◆ **Given instruction**:
Express every line of the rows as a JSON list of strings, one string per line, leaving out blank lines.

◆ **Data in this exercise**:
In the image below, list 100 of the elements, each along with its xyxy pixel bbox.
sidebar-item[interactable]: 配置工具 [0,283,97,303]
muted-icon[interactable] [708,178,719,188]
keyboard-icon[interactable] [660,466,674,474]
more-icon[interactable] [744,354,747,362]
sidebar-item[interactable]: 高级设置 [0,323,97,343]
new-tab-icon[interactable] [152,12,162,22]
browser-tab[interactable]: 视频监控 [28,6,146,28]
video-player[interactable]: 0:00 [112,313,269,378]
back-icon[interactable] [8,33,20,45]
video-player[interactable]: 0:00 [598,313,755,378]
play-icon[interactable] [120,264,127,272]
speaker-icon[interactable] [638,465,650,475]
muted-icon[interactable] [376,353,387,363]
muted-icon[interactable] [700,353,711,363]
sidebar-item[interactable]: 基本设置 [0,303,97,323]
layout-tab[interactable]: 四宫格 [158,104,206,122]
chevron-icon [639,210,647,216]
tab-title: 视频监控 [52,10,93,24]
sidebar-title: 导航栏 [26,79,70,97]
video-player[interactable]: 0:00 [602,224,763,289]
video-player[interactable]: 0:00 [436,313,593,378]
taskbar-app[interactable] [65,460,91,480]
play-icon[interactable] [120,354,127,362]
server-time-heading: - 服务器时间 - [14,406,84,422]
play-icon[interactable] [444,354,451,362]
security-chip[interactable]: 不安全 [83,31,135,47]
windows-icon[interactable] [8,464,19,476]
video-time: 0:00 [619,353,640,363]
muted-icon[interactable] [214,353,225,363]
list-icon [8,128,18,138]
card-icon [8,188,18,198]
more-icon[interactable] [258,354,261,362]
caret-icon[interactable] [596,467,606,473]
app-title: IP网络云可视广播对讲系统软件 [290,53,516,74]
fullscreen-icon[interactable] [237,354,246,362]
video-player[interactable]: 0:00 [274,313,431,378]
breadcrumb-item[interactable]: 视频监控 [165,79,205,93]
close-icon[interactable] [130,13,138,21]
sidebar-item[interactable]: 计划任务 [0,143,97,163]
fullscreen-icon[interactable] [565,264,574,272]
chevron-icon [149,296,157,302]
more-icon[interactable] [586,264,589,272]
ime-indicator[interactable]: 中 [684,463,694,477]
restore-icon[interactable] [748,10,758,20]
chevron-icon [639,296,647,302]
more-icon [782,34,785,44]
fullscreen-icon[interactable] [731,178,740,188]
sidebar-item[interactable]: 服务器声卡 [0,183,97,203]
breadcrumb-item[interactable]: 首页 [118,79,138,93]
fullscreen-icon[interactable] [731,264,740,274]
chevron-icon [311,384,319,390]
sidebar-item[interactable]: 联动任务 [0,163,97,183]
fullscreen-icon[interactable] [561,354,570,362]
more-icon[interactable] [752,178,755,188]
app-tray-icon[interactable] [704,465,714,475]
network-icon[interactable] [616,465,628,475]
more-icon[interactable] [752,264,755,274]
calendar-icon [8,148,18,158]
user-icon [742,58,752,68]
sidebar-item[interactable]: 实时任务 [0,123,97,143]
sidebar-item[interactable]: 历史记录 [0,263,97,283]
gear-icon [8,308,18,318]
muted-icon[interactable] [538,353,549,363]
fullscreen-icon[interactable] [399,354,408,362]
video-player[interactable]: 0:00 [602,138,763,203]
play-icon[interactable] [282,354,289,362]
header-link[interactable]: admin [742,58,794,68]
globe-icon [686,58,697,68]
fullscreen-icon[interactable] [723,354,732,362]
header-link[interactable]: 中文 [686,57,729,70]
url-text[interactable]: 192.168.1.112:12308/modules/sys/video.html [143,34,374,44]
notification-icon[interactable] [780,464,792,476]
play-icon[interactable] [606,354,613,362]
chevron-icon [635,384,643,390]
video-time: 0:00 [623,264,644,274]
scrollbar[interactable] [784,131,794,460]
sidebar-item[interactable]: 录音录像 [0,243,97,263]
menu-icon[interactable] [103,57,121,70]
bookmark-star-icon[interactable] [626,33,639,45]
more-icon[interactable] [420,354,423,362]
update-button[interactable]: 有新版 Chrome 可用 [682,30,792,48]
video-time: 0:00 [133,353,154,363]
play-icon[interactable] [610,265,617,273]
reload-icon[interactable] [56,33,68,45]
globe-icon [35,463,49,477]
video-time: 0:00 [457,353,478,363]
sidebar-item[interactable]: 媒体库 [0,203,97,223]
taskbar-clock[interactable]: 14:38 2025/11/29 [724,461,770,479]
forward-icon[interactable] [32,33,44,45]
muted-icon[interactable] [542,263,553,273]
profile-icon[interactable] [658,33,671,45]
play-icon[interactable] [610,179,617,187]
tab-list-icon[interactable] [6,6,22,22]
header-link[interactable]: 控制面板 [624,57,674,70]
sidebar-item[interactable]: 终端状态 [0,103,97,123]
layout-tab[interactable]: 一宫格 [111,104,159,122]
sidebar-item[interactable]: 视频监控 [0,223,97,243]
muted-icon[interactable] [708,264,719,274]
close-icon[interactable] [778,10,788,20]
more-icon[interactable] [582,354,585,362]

◆ **Written solution**:
[
  "In the image below, list 100 of the elements, each along with its xyxy pixel bbox.",
  "sidebar-item[interactable]: 配置工具 [0,283,97,303]",
  "muted-icon[interactable] [708,178,719,188]",
  "keyboard-icon[interactable] [660,466,674,474]",
  "more-icon[interactable] [744,354,747,362]",
  "sidebar-item[interactable]: 高级设置 [0,323,97,343]",
  "new-tab-icon[interactable] [152,12,162,22]",
  "browser-tab[interactable]: 视频监控 [28,6,146,28]",
  "video-player[interactable]: 0:00 [112,313,269,378]",
  "back-icon[interactable] [8,33,20,45]",
  "video-player[interactable]: 0:00 [598,313,755,378]",
  "play-icon[interactable] [120,264,127,272]",
  "speaker-icon[interactable] [638,465,650,475]",
  "muted-icon[interactable] [376,353,387,363]",
  "muted-icon[interactable] [700,353,711,363]",
  "sidebar-item[interactable]: 基本设置 [0,303,97,323]",
  "layout-tab[interactable]: 四宫格 [158,104,206,122]",
  "chevron-icon [639,210,647,216]",
  "tab-title: 视频监控 [52,10,93,24]",
  "sidebar-title: 导航栏 [26,79,70,97]",
  "video-player[interactable]: 0:00 [602,224,763,289]",
  "video-player[interactable]: 0:00 [436,313,593,378]",
  "taskbar-app[interactable] [65,460,91,480]",
  "play-icon[interactable] [120,354,127,362]",
  "server-time-heading: - 服务器时间 - [14,406,84,422]",
  "play-icon[interactable] [444,354,451,362]",
  "security-chip[interactable]: 不安全 [83,31,135,47]",
  "windows-icon[interactable] [8,464,19,476]",
  "video-time: 0:00 [619,353,640,363]",
  "muted-icon[interactable] [214,353,225,363]",
  "list-icon [8,128,18,138]",
  "card-icon [8,188,18,198]",
  "more-icon[interactable] [258,354,261,362]",
  "caret-icon[interactable] [596,467,606,473]",
  "app-title: IP网络云可视广播对讲系统软件 [290,53,516,74]",
  "fullscreen-icon[interactable] [237,354,246,362]",
  "video-player[interactable]: 0:00 [274,313,431,378]",
  "breadcrumb-item[interactable]: 视频监控 [165,79,205,93]",
  "close-icon[interactable] [130,13,138,21]",
  "sidebar-item[interactable]: 计划任务 [0,143,97,163]",
  "fullscreen-icon[interactable] [565,264,574,272]",
  "chevron-icon [149,296,157,302]",
  "more-icon[interactable] [586,264,589,272]",
  "ime-indicator[interactable]: 中 [684,463,694,477]",
  "restore-icon[interactable] [748,10,758,20]",
  "chevron-icon [639,296,647,302]",
  "more-icon [782,34,785,44]",
  "fullscreen-icon[interactable] [731,178,740,188]",
  "sidebar-item[interactable]: 服务器声卡 [0,183,97,203]",
  "breadcrumb-item[interactable]: 首页 [118,79,138,93]",
  "fullscreen-icon[interactable] [731,264,740,274]",
  "chevron-icon [311,384,319,390]",
  "sidebar-item[interactable]: 联动任务 [0,163,97,183]",
  "fullscreen-icon[interactable] [561,354,570,362]",
  "more-icon[interactable] [752,178,755,188]",
  "app-tray-icon[interactable] [704,465,714,475]",
  "network-icon[interactable] [616,465,628,475]",
  "more-icon[interactable] [752,264,755,274]",
  "calendar-icon [8,148,18,158]",
  "user-icon [742,58,752,68]",
  "sidebar-item[interactable]: 实时任务 [0,123,97,143]",
  "sidebar-item[interactable]: 历史记录 [0,263,97,283]",
  "gear-icon [8,308,18,318]",
  "muted-icon[interactable] [538,353,549,363]",
  "fullscreen-icon[interactable] [399,354,408,362]",
  "video-player[interactable]: 0:00 [602,138,763,203]",
  "play-icon[interactable] [282,354,289,362]",
  "header-link[interactable]: admin [742,58,794,68]",
  "globe-icon [686,58,697,68]",
  "fullscreen-icon[interactable] [723,354,732,362]",
  "header-link[interactable]: 中文 [686,57,729,70]",
  "url-text[interactable]: 192.168.1.112:12308/modules/sys/video.html [143,34,374,44]",
  "notification-icon[interactable] [780,464,792,476]",
  "play-icon[interactable] [606,354,613,362]",
  "chevron-icon [635,384,643,390]",
  "video-time: 0:00 [623,264,644,274]",
  "scrollbar[interactable] [784,131,794,460]",
  "sidebar-item[interactable]: 录音录像 [0,243,97,263]",
  "menu-icon[interactable] [103,57,121,70]",
  "bookmark-star-icon[interactable] [626,33,639,45]",
  "more-icon[interactable] [420,354,423,362]",
  "update-button[interactable]: 有新版 Chrome 可用 [682,30,792,48]",
  "video-time: 0:00 [133,353,154,363]",
  "play-icon[interactable] [610,265,617,273]",
  "reload-icon[interactable] [56,33,68,45]",
  "globe-icon [35,463,49,477]",
  "video-time: 0:00 [457,353,478,363]",
  "sidebar-item[interactable]: 媒体库 [0,203,97,223]",
  "taskbar-clock[interactable]: 14:38 2025/11/29 [724,461,770,479]",
  "forward-icon[interactable] [32,33,44,45]",
  "muted-icon[interactable] [542,263,553,273]",
  "profile-icon[interactable] [658,33,671,45]",
  "play-icon[interactable] [610,179,617,187]",
  "tab-list-icon[interactable] [6,6,22,22]",
  "header-link[interactable]: 控制面板 [624,57,674,70]",
  "sidebar-item[interactable]: 终端状态 [0,103,97,123]",
  "layout-tab[interactable]: 一宫格 [111,104,159,122]",
  "sidebar-item[interactable]: 视频监控 [0,223,97,243]",
  "muted-icon[interactable] [708,264,719,274]",
  "close-icon[interactable] [778,10,788,20]",
  "more-icon[interactable] [582,354,585,362]"
]